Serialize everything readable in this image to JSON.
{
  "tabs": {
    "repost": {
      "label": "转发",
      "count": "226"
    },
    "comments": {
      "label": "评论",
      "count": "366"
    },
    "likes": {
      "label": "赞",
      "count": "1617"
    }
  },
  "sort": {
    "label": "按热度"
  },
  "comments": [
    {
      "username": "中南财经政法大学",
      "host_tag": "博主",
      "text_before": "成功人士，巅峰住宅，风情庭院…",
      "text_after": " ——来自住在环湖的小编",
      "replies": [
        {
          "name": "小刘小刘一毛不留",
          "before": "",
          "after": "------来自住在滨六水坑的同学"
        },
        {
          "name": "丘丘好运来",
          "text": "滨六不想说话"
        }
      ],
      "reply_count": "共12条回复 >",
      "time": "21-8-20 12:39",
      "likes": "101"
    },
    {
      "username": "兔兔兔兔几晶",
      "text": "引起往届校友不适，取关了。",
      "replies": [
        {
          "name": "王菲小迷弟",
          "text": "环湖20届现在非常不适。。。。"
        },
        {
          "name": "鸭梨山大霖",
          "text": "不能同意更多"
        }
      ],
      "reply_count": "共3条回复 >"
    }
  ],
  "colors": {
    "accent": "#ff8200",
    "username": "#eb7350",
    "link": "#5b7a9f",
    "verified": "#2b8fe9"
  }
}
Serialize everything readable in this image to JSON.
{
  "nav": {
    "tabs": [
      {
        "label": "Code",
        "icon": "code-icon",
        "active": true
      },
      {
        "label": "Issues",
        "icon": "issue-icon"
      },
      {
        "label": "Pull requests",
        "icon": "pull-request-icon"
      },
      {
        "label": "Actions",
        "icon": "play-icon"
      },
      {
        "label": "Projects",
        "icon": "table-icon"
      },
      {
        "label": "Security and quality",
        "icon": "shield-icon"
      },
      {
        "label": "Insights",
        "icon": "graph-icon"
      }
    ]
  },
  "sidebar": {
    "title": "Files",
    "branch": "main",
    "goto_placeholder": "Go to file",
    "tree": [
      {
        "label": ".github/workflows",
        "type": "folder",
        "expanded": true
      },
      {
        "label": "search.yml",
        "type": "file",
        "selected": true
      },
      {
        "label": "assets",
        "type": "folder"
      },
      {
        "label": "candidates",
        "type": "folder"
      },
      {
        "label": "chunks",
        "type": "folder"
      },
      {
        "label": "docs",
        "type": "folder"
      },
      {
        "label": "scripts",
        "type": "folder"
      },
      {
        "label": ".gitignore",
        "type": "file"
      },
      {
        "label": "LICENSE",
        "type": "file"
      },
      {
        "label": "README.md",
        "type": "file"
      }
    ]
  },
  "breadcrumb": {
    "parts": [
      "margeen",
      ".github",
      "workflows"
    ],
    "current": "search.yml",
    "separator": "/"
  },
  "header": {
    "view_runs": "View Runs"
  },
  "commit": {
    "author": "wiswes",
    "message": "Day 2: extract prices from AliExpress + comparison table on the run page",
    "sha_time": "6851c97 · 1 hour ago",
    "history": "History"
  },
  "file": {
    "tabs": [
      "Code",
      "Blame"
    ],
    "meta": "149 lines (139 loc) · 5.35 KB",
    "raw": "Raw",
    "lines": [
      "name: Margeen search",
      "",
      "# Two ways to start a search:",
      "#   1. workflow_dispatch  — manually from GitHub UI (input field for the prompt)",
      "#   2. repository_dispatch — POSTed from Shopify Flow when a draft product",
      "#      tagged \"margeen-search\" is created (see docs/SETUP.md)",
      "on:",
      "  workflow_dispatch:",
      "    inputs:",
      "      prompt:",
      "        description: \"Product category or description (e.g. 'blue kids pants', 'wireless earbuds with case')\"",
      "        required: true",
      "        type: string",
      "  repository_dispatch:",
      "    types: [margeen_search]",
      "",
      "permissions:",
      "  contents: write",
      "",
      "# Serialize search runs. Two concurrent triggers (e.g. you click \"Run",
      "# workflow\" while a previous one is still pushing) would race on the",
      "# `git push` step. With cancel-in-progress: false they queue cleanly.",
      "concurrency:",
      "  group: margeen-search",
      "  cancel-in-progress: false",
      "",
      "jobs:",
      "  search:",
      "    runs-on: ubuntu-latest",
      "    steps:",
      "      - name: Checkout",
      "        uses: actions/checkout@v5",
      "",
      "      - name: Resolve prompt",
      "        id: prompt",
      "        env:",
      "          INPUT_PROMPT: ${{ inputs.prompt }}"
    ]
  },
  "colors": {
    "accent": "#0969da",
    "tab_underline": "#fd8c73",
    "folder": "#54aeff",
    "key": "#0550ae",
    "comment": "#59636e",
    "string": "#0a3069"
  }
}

● **Exercise objective**:
Type out all of the material again, word for word.

● **Solution**:
Serialize everything readable in this image to JSON.
{
  "tabs": {
    "repost": {
      "label": "转发",
      "count": "226"
    },
    "comments": {
      "label": "评论",
      "count": "366"
    },
    "likes": {
      "label": "赞",
      "count": "1617"
    }
  },
  "sort": {
    "label": "按热度"
  },
  "comments": [
    {
      "username": "中南财经政法大学",
      "host_tag": "博主",
      "text_before": "成功人士，巅峰住宅，风情庭院…",
      "text_after": " ——来自住在环湖的小编",
      "replies": [
        {
          "name": "小刘小刘一毛不留",
          "before": "",
          "after": "------来自住在滨六水坑的同学"
        },
        {
          "name": "丘丘好运来",
          "text": "滨六不想说话"
        }
      ],
      "reply_count": "共12条回复 >",
      "time": "21-8-20 12:39",
      "likes": "101"
    },
    {
      "username": "兔兔兔兔几晶",
      "text": "引起往届校友不适，取关了。",
      "replies": [
        {
          "name": "王菲小迷弟",
          "text": "环湖20届现在非常不适。。。。"
        },
        {
          "name": "鸭梨山大霖",
          "text": "不能同意更多"
        }
      ],
      "reply_count": "共3条回复 >"
    }
  ],
  "colors": {
    "accent": "#ff8200",
    "username": "#eb7350",
    "link": "#5b7a9f",
    "verified": "#2b8fe9"
  }
}
Serialize everything readable in this image to JSON.
{
  "nav": {
    "tabs": [
      {
        "label": "Code",
        "icon": "code-icon",
        "active": true
      },
      {
        "label": "Issues",
        "icon": "issue-icon"
      },
      {
        "label": "Pull requests",
        "icon": "pull-request-icon"
      },
      {
        "label": "Actions",
        "icon": "play-icon"
      },
      {
        "label": "Projects",
        "icon": "table-icon"
      },
      {
        "label": "Security and quality",
        "icon": "shield-icon"
      },
      {
        "label": "Insights",
        "icon": "graph-icon"
      }
    ]
  },
  "sidebar": {
    "title": "Files",
    "branch": "main",
    "goto_placeholder": "Go to file",
    "tree": [
      {
        "label": ".github/workflows",
        "type": "folder",
        "expanded": true
      },
      {
        "label": "search.yml",
        "type": "file",
        "selected": true
      },
      {
        "label": "assets",
        "type": "folder"
      },
      {
        "label": "candidates",
        "type": "folder"
      },
      {
        "label": "chunks",
        "type": "folder"
      },
      {
        "label": "docs",
        "type": "folder"
      },
      {
        "label": "scripts",
        "type": "folder"
      },
      {
        "label": ".gitignore",
        "type": "file"
      },
      {
        "label": "LICENSE",
        "type": "file"
      },
      {
        "label": "README.md",
        "type": "file"
      }
    ]
  },
  "breadcrumb": {
    "parts": [
      "margeen",
      ".github",
      "workflows"
    ],
    "current": "search.yml",
    "separator": "/"
  },
  "header": {
    "view_runs": "View Runs"
  },
  "commit": {
    "author": "wiswes",
    "message": "Day 2: extract prices from AliExpress + comparison table on the run page",
    "sha_time": "6851c97 · 1 hour ago",
    "history": "History"
  },
  "file": {
    "tabs": [
      "Code",
      "Blame"
    ],
    "meta": "149 lines (139 loc) · 5.35 KB",
    "raw": "Raw",
    "lines": [
      "name: Margeen search",
      "",
      "# Two ways to start a search:",
      "#   1. workflow_dispatch  — manually from GitHub UI (input field for the prompt)",
      "#   2. repository_dispatch — POSTed from Shopify Flow when a draft product",
      "#      tagged \"margeen-search\" is created (see docs/SETUP.md)",
      "on:",
      "  workflow_dispatch:",
      "    inputs:",
      "      prompt:",
      "        description: \"Product category or description (e.g. 'blue kids pants', 'wireless earbuds with case')\"",
      "        required: true",
      "        type: string",
      "  repository_dispatch:",
      "    types: [margeen_search]",
      "",
      "permissions:",
      "  contents: write",
      "",
      "# Serialize search runs. Two concurrent triggers (e.g. you click \"Run",
      "# workflow\" while a previous one is still pushing) would race on the",
      "# `git push` step. With cancel-in-progress: false they queue cleanly.",
      "concurrency:",
      "  group: margeen-search",
      "  cancel-in-progress: false",
      "",
      "jobs:",
      "  search:",
      "    runs-on: ubuntu-latest",
      "    steps:",
      "      - name: Checkout",
      "        uses: actions/checkout@v5",
      "",
      "      - name: Resolve prompt",
      "        id: prompt",
      "        env:",
      "          INPUT_PROMPT: ${{ inputs.prompt }}"
    ]
  },
  "colors": {
    "accent": "#0969da",
    "tab_underline": "#fd8c73",
    "folder": "#54aeff",
    "key": "#0550ae",
    "comment": "#59636e",
    "string": "#0a3069"
  }
}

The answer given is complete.